§ INSTRUCTIONS FOR THE TASK
Leave out the pictures; transcribe all else exactly.

Data entries
>> begin

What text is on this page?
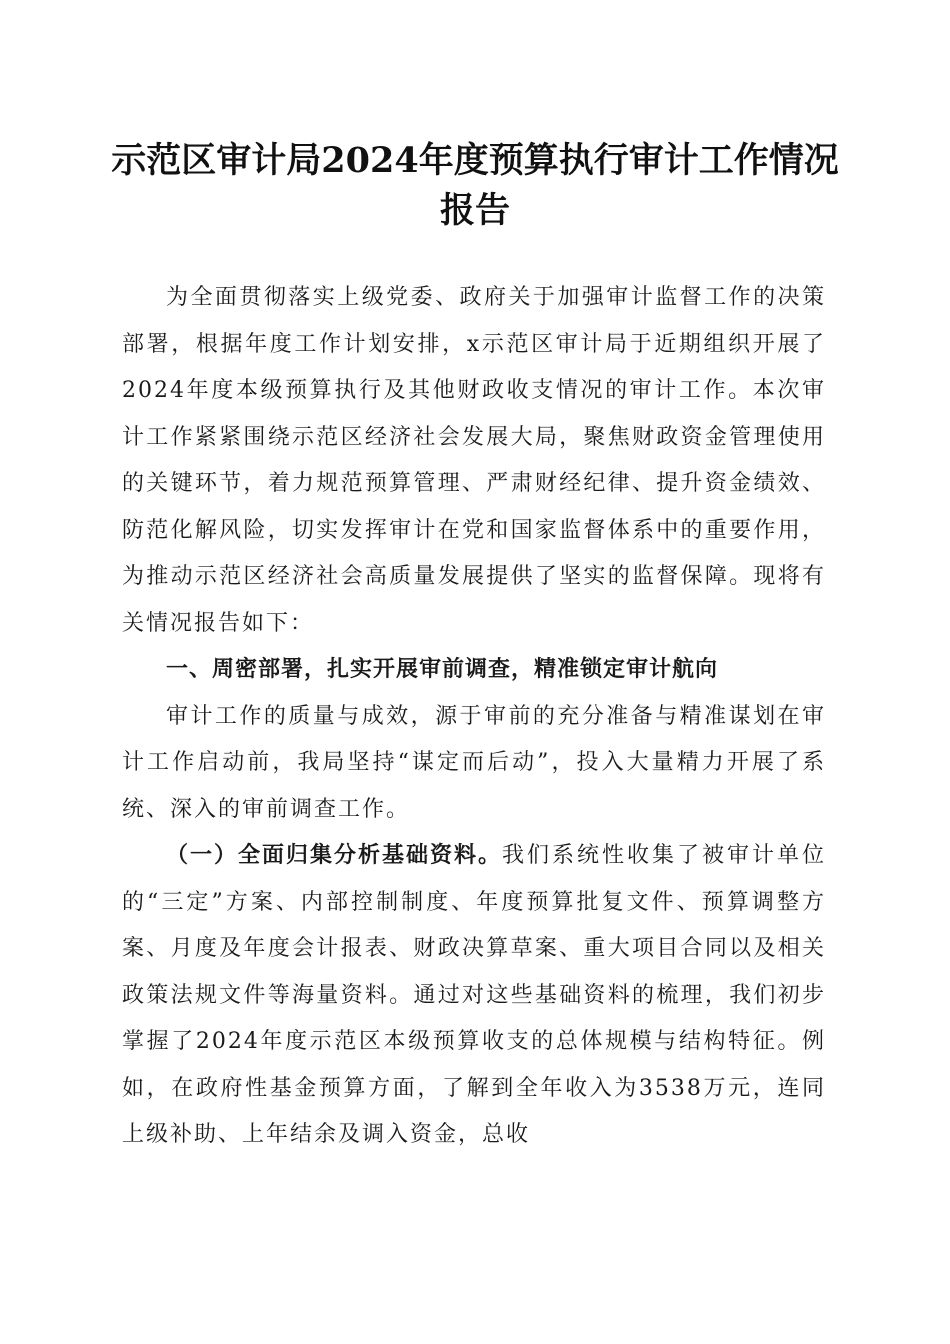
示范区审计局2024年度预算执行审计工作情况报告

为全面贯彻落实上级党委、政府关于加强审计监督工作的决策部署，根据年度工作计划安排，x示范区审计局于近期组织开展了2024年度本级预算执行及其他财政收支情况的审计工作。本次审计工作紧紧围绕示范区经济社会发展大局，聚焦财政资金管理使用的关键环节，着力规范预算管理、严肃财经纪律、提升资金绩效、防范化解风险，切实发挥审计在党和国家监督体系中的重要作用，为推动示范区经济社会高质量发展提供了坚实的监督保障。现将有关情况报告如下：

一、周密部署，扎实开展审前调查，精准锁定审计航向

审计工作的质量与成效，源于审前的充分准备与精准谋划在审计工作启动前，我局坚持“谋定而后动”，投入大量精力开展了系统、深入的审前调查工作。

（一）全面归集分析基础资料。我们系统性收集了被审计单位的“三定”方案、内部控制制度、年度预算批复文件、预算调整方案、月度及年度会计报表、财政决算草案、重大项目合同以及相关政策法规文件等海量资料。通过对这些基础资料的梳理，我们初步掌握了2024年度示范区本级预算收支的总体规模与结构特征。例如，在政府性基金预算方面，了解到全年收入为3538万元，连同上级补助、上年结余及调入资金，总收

>> end

§ RESULT OF THIS EXERCISE
What text is on this page?
示范区审计局2024年度预算执行审计工作情况报告

为全面贯彻落实上级党委、政府关于加强审计监督工作的决策部署，根据年度工作计划安排，x示范区审计局于近期组织开展了2024年度本级预算执行及其他财政收支情况的审计工作。本次审计工作紧紧围绕示范区经济社会发展大局，聚焦财政资金管理使用的关键环节，着力规范预算管理、严肃财经纪律、提升资金绩效、防范化解风险，切实发挥审计在党和国家监督体系中的重要作用，为推动示范区经济社会高质量发展提供了坚实的监督保障。现将有关情况报告如下：

一、周密部署，扎实开展审前调查，精准锁定审计航向

审计工作的质量与成效，源于审前的充分准备与精准谋划在审计工作启动前，我局坚持“谋定而后动”，投入大量精力开展了系统、深入的审前调查工作。

（一）全面归集分析基础资料。我们系统性收集了被审计单位的“三定”方案、内部控制制度、年度预算批复文件、预算调整方案、月度及年度会计报表、财政决算草案、重大项目合同以及相关政策法规文件等海量资料。通过对这些基础资料的梳理，我们初步掌握了2024年度示范区本级预算收支的总体规模与结构特征。例如，在政府性基金预算方面，了解到全年收入为3538万元，连同上级补助、上年结余及调入资金，总收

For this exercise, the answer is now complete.